◆ Data entries:
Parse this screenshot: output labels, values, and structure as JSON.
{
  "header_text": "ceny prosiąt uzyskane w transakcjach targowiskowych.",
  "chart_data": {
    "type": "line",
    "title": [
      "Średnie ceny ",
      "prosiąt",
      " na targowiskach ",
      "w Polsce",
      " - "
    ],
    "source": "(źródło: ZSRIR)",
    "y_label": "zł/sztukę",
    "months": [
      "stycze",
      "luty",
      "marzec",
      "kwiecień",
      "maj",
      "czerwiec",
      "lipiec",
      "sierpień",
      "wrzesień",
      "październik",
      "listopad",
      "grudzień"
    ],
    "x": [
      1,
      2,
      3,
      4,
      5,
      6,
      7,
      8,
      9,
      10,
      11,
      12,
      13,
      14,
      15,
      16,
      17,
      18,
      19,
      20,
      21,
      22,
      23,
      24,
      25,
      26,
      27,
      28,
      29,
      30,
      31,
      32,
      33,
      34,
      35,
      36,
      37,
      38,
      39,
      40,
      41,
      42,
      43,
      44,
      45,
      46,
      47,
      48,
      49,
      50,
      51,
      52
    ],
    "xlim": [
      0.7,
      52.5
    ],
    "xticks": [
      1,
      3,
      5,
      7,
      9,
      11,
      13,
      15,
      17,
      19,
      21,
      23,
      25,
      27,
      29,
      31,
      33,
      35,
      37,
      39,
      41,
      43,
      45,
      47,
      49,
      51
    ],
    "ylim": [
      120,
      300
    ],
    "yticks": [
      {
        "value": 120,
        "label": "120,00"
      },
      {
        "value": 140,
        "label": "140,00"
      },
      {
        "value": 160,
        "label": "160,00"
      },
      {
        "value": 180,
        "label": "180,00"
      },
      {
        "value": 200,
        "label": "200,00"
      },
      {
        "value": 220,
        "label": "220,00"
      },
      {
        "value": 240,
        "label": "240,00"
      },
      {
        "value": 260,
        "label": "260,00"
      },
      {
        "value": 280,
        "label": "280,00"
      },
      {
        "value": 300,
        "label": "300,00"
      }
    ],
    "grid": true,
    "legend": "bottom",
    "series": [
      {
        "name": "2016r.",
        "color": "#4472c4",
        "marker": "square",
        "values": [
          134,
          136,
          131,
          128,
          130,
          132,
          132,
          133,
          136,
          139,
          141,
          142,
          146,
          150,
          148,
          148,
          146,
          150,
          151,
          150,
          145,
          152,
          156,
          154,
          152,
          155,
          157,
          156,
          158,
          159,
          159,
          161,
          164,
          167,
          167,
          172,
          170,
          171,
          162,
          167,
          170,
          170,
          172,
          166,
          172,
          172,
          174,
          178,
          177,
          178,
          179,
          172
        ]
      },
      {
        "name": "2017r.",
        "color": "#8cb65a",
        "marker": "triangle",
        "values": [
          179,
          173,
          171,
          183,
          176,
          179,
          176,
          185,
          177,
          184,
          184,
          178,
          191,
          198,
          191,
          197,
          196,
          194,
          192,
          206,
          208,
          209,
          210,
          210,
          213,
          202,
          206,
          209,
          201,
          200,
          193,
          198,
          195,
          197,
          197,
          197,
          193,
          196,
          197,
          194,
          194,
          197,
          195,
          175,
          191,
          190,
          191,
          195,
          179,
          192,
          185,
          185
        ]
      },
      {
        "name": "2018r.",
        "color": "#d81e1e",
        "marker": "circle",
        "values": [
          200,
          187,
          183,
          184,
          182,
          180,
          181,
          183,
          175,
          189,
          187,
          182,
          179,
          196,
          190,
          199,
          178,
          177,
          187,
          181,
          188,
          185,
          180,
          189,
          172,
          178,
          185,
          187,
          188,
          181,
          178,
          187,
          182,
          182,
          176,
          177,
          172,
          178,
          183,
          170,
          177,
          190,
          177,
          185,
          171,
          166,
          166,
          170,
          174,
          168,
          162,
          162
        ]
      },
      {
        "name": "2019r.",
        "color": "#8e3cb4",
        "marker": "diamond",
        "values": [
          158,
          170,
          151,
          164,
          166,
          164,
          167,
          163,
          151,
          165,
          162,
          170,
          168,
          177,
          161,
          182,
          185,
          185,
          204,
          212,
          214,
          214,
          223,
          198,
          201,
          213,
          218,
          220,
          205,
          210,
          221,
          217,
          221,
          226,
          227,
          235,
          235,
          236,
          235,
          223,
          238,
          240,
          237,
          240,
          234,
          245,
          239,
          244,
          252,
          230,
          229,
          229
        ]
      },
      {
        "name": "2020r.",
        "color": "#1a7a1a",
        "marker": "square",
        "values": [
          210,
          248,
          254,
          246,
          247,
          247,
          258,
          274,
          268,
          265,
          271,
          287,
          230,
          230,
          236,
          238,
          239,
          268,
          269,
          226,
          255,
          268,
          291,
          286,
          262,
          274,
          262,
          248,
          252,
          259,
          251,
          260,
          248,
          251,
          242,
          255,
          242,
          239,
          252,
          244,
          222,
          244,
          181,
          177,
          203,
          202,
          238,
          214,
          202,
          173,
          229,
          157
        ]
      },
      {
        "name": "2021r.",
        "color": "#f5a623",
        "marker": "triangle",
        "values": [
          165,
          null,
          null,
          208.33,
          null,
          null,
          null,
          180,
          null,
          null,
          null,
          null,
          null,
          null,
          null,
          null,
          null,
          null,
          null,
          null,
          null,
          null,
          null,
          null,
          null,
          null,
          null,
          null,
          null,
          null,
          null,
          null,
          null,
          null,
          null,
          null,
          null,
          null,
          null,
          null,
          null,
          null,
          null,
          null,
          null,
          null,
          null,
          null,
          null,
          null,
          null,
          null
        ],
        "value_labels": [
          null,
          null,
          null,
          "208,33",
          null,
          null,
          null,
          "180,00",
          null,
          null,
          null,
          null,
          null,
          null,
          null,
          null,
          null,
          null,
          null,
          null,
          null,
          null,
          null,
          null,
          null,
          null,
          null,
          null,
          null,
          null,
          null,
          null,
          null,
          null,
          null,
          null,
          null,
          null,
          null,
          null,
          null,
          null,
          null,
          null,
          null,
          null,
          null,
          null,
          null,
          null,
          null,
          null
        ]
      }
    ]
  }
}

◆ Task description: Return all of the data word for word.

◆ Exercise response:
Parse this screenshot: output labels, values, and structure as JSON.
{
  "header_text": "ceny prosiąt uzyskane w transakcjach targowiskowych.",
  "chart_data": {
    "type": "line",
    "title": [
      "Średnie ceny ",
      "prosiąt",
      " na targowiskach ",
      "w Polsce",
      " - "
    ],
    "source": "(źródło: ZSRIR)",
    "y_label": "zł/sztukę",
    "months": [
      "stycze",
      "luty",
      "marzec",
      "kwiecień",
      "maj",
      "czerwiec",
      "lipiec",
      "sierpień",
      "wrzesień",
      "październik",
      "listopad",
      "grudzień"
    ],
    "x": [
      1,
      2,
      3,
      4,
      5,
      6,
      7,
      8,
      9,
      10,
      11,
      12,
      13,
      14,
      15,
      16,
      17,
      18,
      19,
      20,
      21,
      22,
      23,
      24,
      25,
      26,
      27,
      28,
      29,
      30,
      31,
      32,
      33,
      34,
      35,
      36,
      37,
      38,
      39,
      40,
      41,
      42,
      43,
      44,
      45,
      46,
      47,
      48,
      49,
      50,
      51,
      52
    ],
    "xlim": [
      0.7,
      52.5
    ],
    "xticks": [
      1,
      3,
      5,
      7,
      9,
      11,
      13,
      15,
      17,
      19,
      21,
      23,
      25,
      27,
      29,
      31,
      33,
      35,
      37,
      39,
      41,
      43,
      45,
      47,
      49,
      51
    ],
    "ylim": [
      120,
      300
    ],
    "yticks": [
      {
        "value": 120,
        "label": "120,00"
      },
      {
        "value": 140,
        "label": "140,00"
      },
      {
        "value": 160,
        "label": "160,00"
      },
      {
        "value": 180,
        "label": "180,00"
      },
      {
        "value": 200,
        "label": "200,00"
      },
      {
        "value": 220,
        "label": "220,00"
      },
      {
        "value": 240,
        "label": "240,00"
      },
      {
        "value": 260,
        "label": "260,00"
      },
      {
        "value": 280,
        "label": "280,00"
      },
      {
        "value": 300,
        "label": "300,00"
      }
    ],
    "grid": true,
    "legend": "bottom",
    "series": [
      {
        "name": "2016r.",
        "color": "#4472c4",
        "marker": "square",
        "values": [
          134,
          136,
          131,
          128,
          130,
          132,
          132,
          133,
          136,
          139,
          141,
          142,
          146,
          150,
          148,
          148,
          146,
          150,
          151,
          150,
          145,
          152,
          156,
          154,
          152,
          155,
          157,
          156,
          158,
          159,
          159,
          161,
          164,
          167,
          167,
          172,
          170,
          171,
          162,
          167,
          170,
          170,
          172,
          166,
          172,
          172,
          174,
          178,
          177,
          178,
          179,
          172
        ]
      },
      {
        "name": "2017r.",
        "color": "#8cb65a",
        "marker": "triangle",
        "values": [
          179,
          173,
          171,
          183,
          176,
          179,
          176,
          185,
          177,
          184,
          184,
          178,
          191,
          198,
          191,
          197,
          196,
          194,
          192,
          206,
          208,
          209,
          210,
          210,
          213,
          202,
          206,
          209,
          201,
          200,
          193,
          198,
          195,
          197,
          197,
          197,
          193,
          196,
          197,
          194,
          194,
          197,
          195,
          175,
          191,
          190,
          191,
          195,
          179,
          192,
          185,
          185
        ]
      },
      {
        "name": "2018r.",
        "color": "#d81e1e",
        "marker": "circle",
        "values": [
          200,
          187,
          183,
          184,
          182,
          180,
          181,
          183,
          175,
          189,
          187,
          182,
          179,
          196,
          190,
          199,
          178,
          177,
          187,
          181,
          188,
          185,
          180,
          189,
          172,
          178,
          185,
          187,
          188,
          181,
          178,
          187,
          182,
          182,
          176,
          177,
          172,
          178,
          183,
          170,
          177,
          190,
          177,
          185,
          171,
          166,
          166,
          170,
          174,
          168,
          162,
          162
        ]
      },
      {
        "name": "2019r.",
        "color": "#8e3cb4",
        "marker": "diamond",
        "values": [
          158,
          170,
          151,
          164,
          166,
          164,
          167,
          163,
          151,
          165,
          162,
          170,
          168,
          177,
          161,
          182,
          185,
          185,
          204,
          212,
          214,
          214,
          223,
          198,
          201,
          213,
          218,
          220,
          205,
          210,
          221,
          217,
          221,
          226,
          227,
          235,
          235,
          236,
          235,
          223,
          238,
          240,
          237,
          240,
          234,
          245,
          239,
          244,
          252,
          230,
          229,
          229
        ]
      },
      {
        "name": "2020r.",
        "color": "#1a7a1a",
        "marker": "square",
        "values": [
          210,
          248,
          254,
          246,
          247,
          247,
          258,
          274,
          268,
          265,
          271,
          287,
          230,
          230,
          236,
          238,
          239,
          268,
          269,
          226,
          255,
          268,
          291,
          286,
          262,
          274,
          262,
          248,
          252,
          259,
          251,
          260,
          248,
          251,
          242,
          255,
          242,
          239,
          252,
          244,
          222,
          244,
          181,
          177,
          203,
          202,
          238,
          214,
          202,
          173,
          229,
          157
        ]
      },
      {
        "name": "2021r.",
        "color": "#f5a623",
        "marker": "triangle",
        "values": [
          165,
          null,
          null,
          208.33,
          null,
          null,
          null,
          180,
          null,
          null,
          null,
          null,
          null,
          null,
          null,
          null,
          null,
          null,
          null,
          null,
          null,
          null,
          null,
          null,
          null,
          null,
          null,
          null,
          null,
          null,
          null,
          null,
          null,
          null,
          null,
          null,
          null,
          null,
          null,
          null,
          null,
          null,
          null,
          null,
          null,
          null,
          null,
          null,
          null,
          null,
          null,
          null
        ],
        "value_labels": [
          null,
          null,
          null,
          "208,33",
          null,
          null,
          null,
          "180,00",
          null,
          null,
          null,
          null,
          null,
          null,
          null,
          null,
          null,
          null,
          null,
          null,
          null,
          null,
          null,
          null,
          null,
          null,
          null,
          null,
          null,
          null,
          null,
          null,
          null,
          null,
          null,
          null,
          null,
          null,
          null,
          null,
          null,
          null,
          null,
          null,
          null,
          null,
          null,
          null,
          null,
          null,
          null,
          null
        ]
      }
    ]
  }
}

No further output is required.